— START DATA ENTRIES —
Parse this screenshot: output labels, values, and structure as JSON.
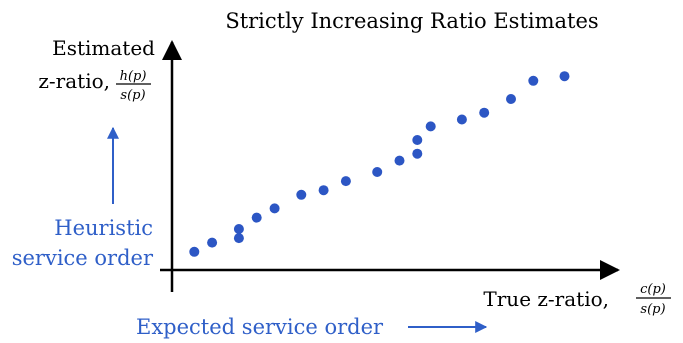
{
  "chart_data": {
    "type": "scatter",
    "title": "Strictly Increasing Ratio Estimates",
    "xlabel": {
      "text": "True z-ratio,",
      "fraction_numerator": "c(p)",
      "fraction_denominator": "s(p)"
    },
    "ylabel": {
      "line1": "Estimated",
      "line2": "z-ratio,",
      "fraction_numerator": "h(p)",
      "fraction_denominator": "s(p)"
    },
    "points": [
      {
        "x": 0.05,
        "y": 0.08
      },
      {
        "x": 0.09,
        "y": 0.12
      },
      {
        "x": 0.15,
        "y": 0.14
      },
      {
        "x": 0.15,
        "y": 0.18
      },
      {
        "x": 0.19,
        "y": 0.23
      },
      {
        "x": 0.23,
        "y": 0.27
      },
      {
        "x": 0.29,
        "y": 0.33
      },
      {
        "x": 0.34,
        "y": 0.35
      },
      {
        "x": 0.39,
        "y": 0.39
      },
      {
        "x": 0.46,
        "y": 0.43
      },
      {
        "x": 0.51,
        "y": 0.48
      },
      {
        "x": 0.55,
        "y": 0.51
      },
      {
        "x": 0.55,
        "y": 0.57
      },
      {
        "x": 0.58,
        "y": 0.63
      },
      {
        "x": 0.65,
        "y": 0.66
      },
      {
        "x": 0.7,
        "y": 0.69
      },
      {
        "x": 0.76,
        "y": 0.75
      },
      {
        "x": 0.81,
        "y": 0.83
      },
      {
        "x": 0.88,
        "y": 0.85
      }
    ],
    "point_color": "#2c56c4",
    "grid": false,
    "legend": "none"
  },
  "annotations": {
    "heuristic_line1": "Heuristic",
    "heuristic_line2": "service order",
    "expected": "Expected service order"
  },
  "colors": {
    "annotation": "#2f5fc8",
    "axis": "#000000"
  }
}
— END DATA ENTRIES —
— START DATA ENTRIES —
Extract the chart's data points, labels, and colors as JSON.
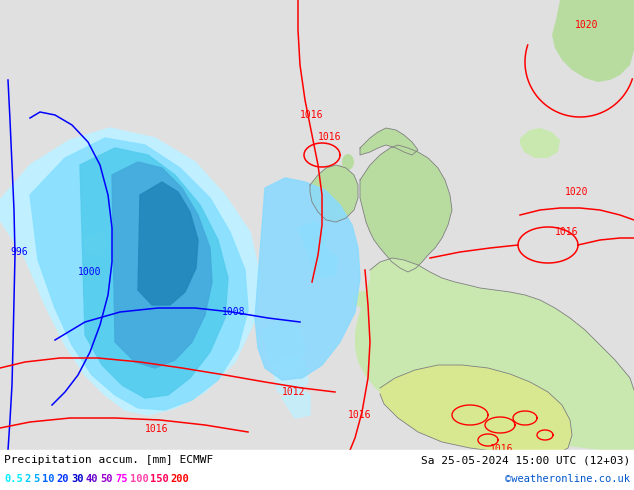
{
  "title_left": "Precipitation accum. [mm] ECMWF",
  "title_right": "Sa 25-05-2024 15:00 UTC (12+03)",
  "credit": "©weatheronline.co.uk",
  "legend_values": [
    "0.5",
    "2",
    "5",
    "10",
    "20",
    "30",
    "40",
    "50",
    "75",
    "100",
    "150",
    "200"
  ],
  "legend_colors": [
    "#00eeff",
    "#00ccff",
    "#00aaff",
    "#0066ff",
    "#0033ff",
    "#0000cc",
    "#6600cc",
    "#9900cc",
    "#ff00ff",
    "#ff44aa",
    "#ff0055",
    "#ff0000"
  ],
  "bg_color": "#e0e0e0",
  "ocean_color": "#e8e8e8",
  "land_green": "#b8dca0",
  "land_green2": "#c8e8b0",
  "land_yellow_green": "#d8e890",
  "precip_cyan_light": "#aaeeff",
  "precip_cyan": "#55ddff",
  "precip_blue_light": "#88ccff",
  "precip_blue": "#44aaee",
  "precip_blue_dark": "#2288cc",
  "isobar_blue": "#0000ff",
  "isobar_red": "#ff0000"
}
— END DATA ENTRIES —
### EXERCISE
Show every line in the entries where the string "order" occurs.

### SOLUTION TO THE EXERCISE
    "heuristic_line2": "service order",
    "expected": "Expected service order"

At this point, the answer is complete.